EXTRACTED INFORMATION:
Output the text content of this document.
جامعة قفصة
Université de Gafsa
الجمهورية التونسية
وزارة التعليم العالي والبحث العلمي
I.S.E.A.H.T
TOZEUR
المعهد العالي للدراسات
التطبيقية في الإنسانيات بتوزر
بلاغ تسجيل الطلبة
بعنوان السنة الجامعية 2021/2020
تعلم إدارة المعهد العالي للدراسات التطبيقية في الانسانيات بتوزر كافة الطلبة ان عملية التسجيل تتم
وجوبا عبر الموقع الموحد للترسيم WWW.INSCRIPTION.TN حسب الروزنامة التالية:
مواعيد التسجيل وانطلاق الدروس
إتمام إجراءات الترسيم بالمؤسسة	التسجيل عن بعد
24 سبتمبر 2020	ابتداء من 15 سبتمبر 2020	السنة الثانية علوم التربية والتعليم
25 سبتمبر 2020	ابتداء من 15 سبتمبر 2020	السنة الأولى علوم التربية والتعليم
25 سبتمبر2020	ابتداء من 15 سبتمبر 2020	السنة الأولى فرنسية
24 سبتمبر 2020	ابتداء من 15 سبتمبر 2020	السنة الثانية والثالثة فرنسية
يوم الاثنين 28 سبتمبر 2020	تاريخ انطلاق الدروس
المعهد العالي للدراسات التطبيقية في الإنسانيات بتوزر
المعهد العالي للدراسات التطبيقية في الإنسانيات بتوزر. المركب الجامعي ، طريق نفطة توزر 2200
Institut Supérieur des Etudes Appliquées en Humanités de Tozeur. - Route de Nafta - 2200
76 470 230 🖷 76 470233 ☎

PROBLEM STATEMENT:
In the records above, tally the lines where the word "التطبيقية" appears, and give the number and nothing else.

ANSWER:
4